(Excerpts from a transcription dataset)
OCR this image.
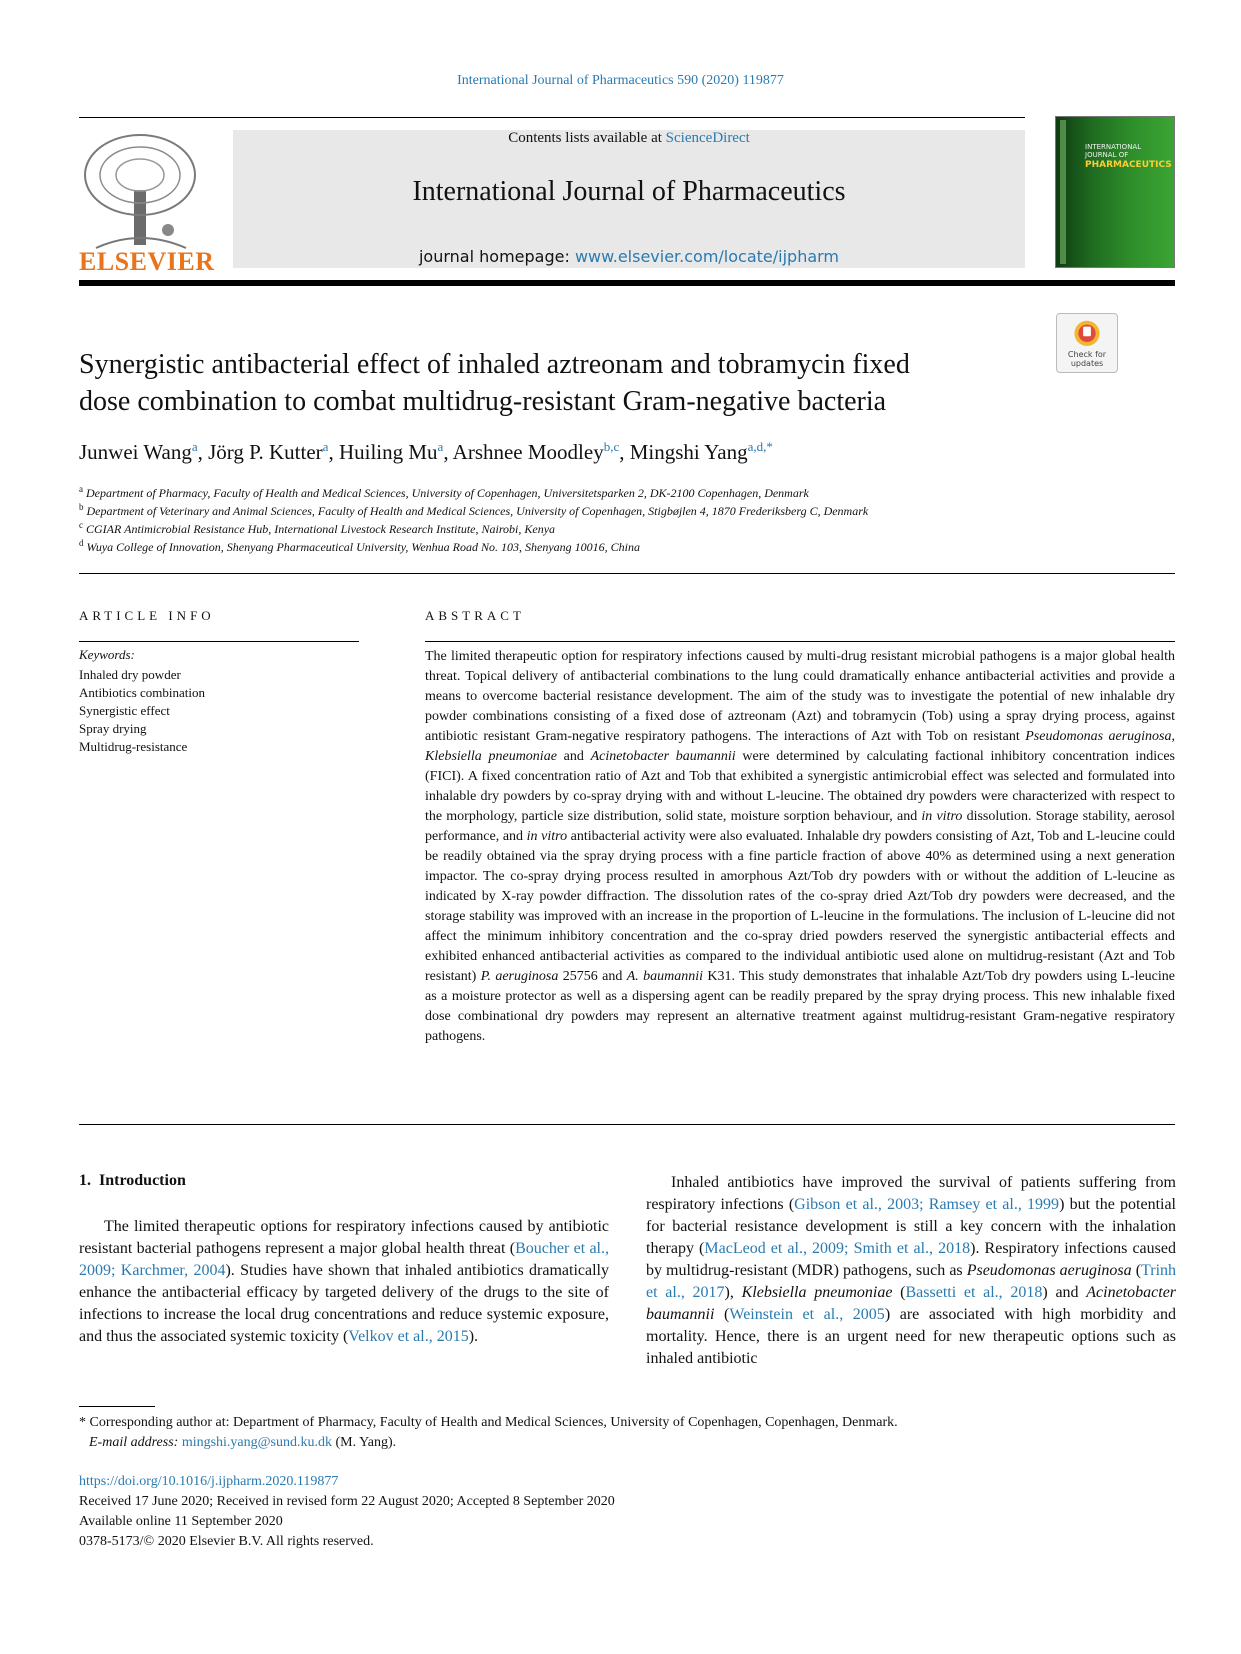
International Journal of Pharmaceutics 590 (2020) 119877
ELSEVIER
Contents lists available at ScienceDirect
International Journal of Pharmaceutics
journal homepage: www.elsevier.com/locate/ijpharm
INTERNATIONAL JOURNAL OF
PHARMACEUTICS
Synergistic antibacterial effect of inhaled aztreonam and tobramycin fixed
dose combination to combat multidrug-resistant Gram-negative bacteria
Check for
updates
Junwei Wang$^a$, Jörg P. Kutter$^a$, Huiling Mu$^a$, Arshnee Moodley$^{b,c}$, Mingshi Yang$^{a,d,*}$
$^a$ Department of Pharmacy, Faculty of Health and Medical Sciences, University of Copenhagen, Universitetsparken 2, DK-2100 Copenhagen, Denmark
$^b$ Department of Veterinary and Animal Sciences, Faculty of Health and Medical Sciences, University of Copenhagen, Stigbøjlen 4, 1870 Frederiksberg C, Denmark
$^c$ CGIAR Antimicrobial Resistance Hub, International Livestock Research Institute, Nairobi, Kenya
$^d$ Wuya College of Innovation, Shenyang Pharmaceutical University, Wenhua Road No. 103, Shenyang 10016, China
ARTICLE INFO	ABSTRACT
Keywords:
Inhaled dry powder
Antibiotics combination
Synergistic effect
Spray drying
Multidrug-resistance
The limited therapeutic option for respiratory infections caused by multi-drug resistant microbial pathogens is a major global health threat. Topical delivery of antibacterial combinations to the lung could dramatically enhance antibacterial activities and provide a means to overcome bacterial resistance development. The aim of the study was to investigate the potential of new inhalable dry powder combinations consisting of a fixed dose of aztreonam (Azt) and tobramycin (Tob) using a spray drying process, against antibiotic resistant Gram-negative respiratory pathogens. The interactions of Azt with Tob on resistant Pseudomonas aeruginosa, Klebsiella pneumoniae and Acinetobacter baumannii were determined by calculating factional inhibitory concentration indices (FICI). A fixed concentration ratio of Azt and Tob that exhibited a synergistic antimicrobial effect was selected and formulated into inhalable dry powders by co-spray drying with and without L-leucine. The obtained dry powders were characterized with respect to the morphology, particle size distribution, solid state, moisture sorption behaviour, and in vitro dissolution. Storage stability, aerosol performance, and in vitro antibacterial activity were also evaluated. Inhalable dry powders consisting of Azt, Tob and L-leucine could be readily obtained via the spray drying process with a fine particle fraction of above 40% as determined using a next generation impactor. The co-spray drying process resulted in amorphous Azt/Tob dry powders with or without the addition of L-leucine as indicated by X-ray powder diffraction. The dissolution rates of the co-spray dried Azt/Tob dry powders were decreased, and the storage stability was improved with an increase in the proportion of L-leucine in the formulations. The inclusion of L-leucine did not affect the minimum inhibitory concentration and the co-spray dried powders reserved the synergistic antibacterial effects and exhibited enhanced antibacterial activities as compared to the individual antibiotic used alone on multidrug-resistant (Azt and Tob resistant) P. aeruginosa 25756 and A. baumannii K31. This study demonstrates that inhalable Azt/Tob dry powders using L-leucine as a moisture protector as well as a dispersing agent can be readily prepared by the spray drying process. This new inhalable fixed dose combinational dry powders may represent an alternative treatment against multidrug-resistant Gram-negative respiratory pathogens.
1. Introduction
The limited therapeutic options for respiratory infections caused by antibiotic resistant bacterial pathogens represent a major global health threat (Boucher et al., 2009; Karchmer, 2004). Studies have shown that inhaled antibiotics dramatically enhance the antibacterial efficacy by targeted delivery of the drugs to the site of infections to increase the local drug concentrations and reduce systemic exposure, and thus the associated systemic toxicity (Velkov et al., 2015).
Inhaled antibiotics have improved the survival of patients suffering from respiratory infections (Gibson et al., 2003; Ramsey et al., 1999) but the potential for bacterial resistance development is still a key concern with the inhalation therapy (MacLeod et al., 2009; Smith et al., 2018). Respiratory infections caused by multidrug-resistant (MDR) pathogens, such as Pseudomonas aeruginosa (Trinh et al., 2017), Klebsiella pneumoniae (Bassetti et al., 2018) and Acinetobacter baumannii (Weinstein et al., 2005) are associated with high morbidity and mortality. Hence, there is an urgent need for new therapeutic options such as inhaled antibiotic
* Corresponding author at: Department of Pharmacy, Faculty of Health and Medical Sciences, University of Copenhagen, Copenhagen, Denmark.
E-mail address: mingshi.yang@sund.ku.dk (M. Yang).
https://doi.org/10.1016/j.ijpharm.2020.119877
Received 17 June 2020; Received in revised form 22 August 2020; Accepted 8 September 2020
Available online 11 September 2020
0378-5173/© 2020 Elsevier B.V. All rights reserved.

▶ _DESCRIPTION OF THE TASK_
Please find each line in the records above that holds the word "Sciences", and copy it.

▶ _RESPONSE TO THIS EXERCISE_
$^a$ Department of Pharmacy, Faculty of Health and Medical Sciences, University of Copenhagen, Universitetsparken 2, DK-2100 Copenhagen, Denmark
$^b$ Department of Veterinary and Animal Sciences, Faculty of Health and Medical Sciences, University of Copenhagen, Stigbøjlen 4, 1870 Frederiksberg C, Denmark
* Corresponding author at: Department of Pharmacy, Faculty of Health and Medical Sciences, University of Copenhagen, Copenhagen, Denmark.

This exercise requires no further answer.